__Given request 1__.
In the license agreement text, quote everything from "The minimum annual" down to "September 30, 2020.".
__Given request 2__.
Answer these questions using the license agreement text:
(a) What royalty percentage applies to net sales of licensed products in countries where patents are registered?
(b) When will the Debrider License Agreement expire unless previously terminated or extended?
(c) In what year did the Company acquire the patent for the resorbable bone hemostat?

Future commitments under the terms of the Debrider License Agreement include:

 

1. At the time Rochal issues a purchase order to its contract manufacturer for the first good manufacturing practice run of the licensed products, the Company will pay Rochal $600,000 in cash.

 

2. Upon FDA clearance of the licensed products, the Company will pay Rochal $500,000 in cash and $1,000,000 which at the Company’s option may be paid in cash or the Company’s common stock, or a combination of cash and the Company’s common stock.

 

3. The Company will pay Rochal a royalty of:

 

a. 4% of net sales of licensed products in countries in which patents are registered

 

b. 2% of net sales of licensed products in countries without patent protection.

 

The minimum annual royalty due to Rochal will be $100,000 beginning with the first full calendar year following the year in which first commercial sales of the licensed products occur and increase by 10% each subsequent calendar year up to a maximum amount of $150,000.

 

4. The Company will pay additional royalty annually based on specific net profit targets from sales of the licensed products, subject to a maximum of $1,000,000 during any calendar year.

 

Unless previously terminated or extended by the parties, the Debrider License Agreement will expire in October 2034.

 

No commercial sales or royalties have been recognized under this agreement as of September 30, 2020.

 

Resorbable Bone Hemostat

 

The Company acquired a patent in 2009 for a resorbable bone hemostat and delivery system for orthopedic bone void fillers. This patent is not part of the Company’s long-term strategic focus. The Company subsequently licensed the patent to a third party to market a bone void filler product for which the Company receives a 3% royalty on product sales over the life of the patent, which expires in 2023, with annual minimum royalties of $201,000. The Company pays two unrelated third parties a combined royalty equal to eight percent (8%) of the Company’s net revenues or minimum royalties generated from products that utilize the Company’s acquired patented bone hemostat and delivery system. To date, royalties received by the Company related to this licensing agreement have not exceeded the annual minimum of $201,000 ($50,250 per quarter). Therefore, the Company’s annual royalty obligation under the terms of the license agreement has been $16,080 ($4,020 per quarter).

Dataset excerpt

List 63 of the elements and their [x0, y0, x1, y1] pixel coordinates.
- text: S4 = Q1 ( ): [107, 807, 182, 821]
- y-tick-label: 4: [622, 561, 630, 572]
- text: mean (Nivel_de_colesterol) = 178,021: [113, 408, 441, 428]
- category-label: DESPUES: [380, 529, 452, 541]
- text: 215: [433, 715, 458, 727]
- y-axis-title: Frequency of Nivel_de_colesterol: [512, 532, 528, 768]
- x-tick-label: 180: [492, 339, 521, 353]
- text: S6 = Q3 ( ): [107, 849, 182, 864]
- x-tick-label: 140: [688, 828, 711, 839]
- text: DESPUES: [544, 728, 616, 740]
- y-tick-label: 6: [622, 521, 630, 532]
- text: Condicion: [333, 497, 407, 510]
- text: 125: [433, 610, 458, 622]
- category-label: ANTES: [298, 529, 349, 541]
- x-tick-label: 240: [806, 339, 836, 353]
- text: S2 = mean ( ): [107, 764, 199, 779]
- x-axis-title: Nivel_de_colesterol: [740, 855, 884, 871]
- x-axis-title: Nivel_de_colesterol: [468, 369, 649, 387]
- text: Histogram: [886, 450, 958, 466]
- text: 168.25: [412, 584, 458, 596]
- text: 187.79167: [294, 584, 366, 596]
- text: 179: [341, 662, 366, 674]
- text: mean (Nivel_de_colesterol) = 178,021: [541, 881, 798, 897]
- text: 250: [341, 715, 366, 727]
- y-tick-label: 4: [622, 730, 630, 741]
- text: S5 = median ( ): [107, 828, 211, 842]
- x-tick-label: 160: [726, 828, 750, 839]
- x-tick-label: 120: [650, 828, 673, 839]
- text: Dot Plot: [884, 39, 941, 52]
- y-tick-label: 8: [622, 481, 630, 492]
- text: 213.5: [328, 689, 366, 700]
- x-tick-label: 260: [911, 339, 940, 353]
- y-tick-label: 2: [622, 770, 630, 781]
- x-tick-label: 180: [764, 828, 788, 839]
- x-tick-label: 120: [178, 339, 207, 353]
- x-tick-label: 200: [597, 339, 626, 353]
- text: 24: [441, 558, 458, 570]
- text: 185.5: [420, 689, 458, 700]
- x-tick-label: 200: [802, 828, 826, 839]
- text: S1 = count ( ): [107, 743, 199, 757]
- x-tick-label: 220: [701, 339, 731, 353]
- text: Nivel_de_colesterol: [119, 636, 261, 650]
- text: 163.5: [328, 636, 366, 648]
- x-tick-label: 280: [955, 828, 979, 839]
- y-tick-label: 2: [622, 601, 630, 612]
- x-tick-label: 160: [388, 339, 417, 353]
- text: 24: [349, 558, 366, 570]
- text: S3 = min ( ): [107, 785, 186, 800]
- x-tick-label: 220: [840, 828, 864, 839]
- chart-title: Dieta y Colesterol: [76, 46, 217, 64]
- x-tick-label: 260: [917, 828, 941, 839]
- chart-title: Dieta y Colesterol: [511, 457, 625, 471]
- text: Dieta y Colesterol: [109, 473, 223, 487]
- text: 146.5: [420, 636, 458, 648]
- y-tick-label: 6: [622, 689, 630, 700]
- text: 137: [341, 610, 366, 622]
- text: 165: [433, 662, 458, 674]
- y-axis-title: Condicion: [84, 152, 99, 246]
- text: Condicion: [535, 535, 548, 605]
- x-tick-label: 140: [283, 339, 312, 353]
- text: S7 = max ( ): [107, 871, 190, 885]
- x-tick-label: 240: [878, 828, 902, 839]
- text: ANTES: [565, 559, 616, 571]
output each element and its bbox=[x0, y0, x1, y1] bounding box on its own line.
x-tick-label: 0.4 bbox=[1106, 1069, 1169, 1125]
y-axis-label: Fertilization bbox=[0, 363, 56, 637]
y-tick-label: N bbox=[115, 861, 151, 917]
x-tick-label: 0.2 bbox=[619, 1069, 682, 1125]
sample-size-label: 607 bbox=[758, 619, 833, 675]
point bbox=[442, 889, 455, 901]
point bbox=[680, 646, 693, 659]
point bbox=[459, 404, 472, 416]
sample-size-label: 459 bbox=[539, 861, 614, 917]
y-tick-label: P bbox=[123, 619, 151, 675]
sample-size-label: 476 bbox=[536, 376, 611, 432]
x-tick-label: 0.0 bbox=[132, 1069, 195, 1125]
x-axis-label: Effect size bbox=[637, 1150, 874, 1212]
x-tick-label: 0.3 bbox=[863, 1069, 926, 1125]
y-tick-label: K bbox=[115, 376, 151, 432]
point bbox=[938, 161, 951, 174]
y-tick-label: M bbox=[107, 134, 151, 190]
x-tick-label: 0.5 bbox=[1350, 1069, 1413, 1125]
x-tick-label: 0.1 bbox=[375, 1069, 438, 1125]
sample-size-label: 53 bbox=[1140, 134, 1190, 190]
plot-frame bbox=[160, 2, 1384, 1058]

__Final result 1__.
The minimum annual royalty due to Rochal will be $100,000 beginning with the first full calendar year following the year in which first commercial sales of the licensed products occur and increase by 10% each subsequent calendar year up to a maximum amount of $150,000.

 

4. The Company will pay additional royalty annually based on specific net profit targets from sales of the licensed products, subject to a maximum of $1,000,000 during any calendar year.

 

Unless previously terminated or extended by the parties, the Debrider License Agreement will expire in October 2034.

 

No commercial sales or royalties have been recognized under this agreement as of September 30, 2020.

__Final result 2__.
(a) 4%
(b) October 2034
(c) 2009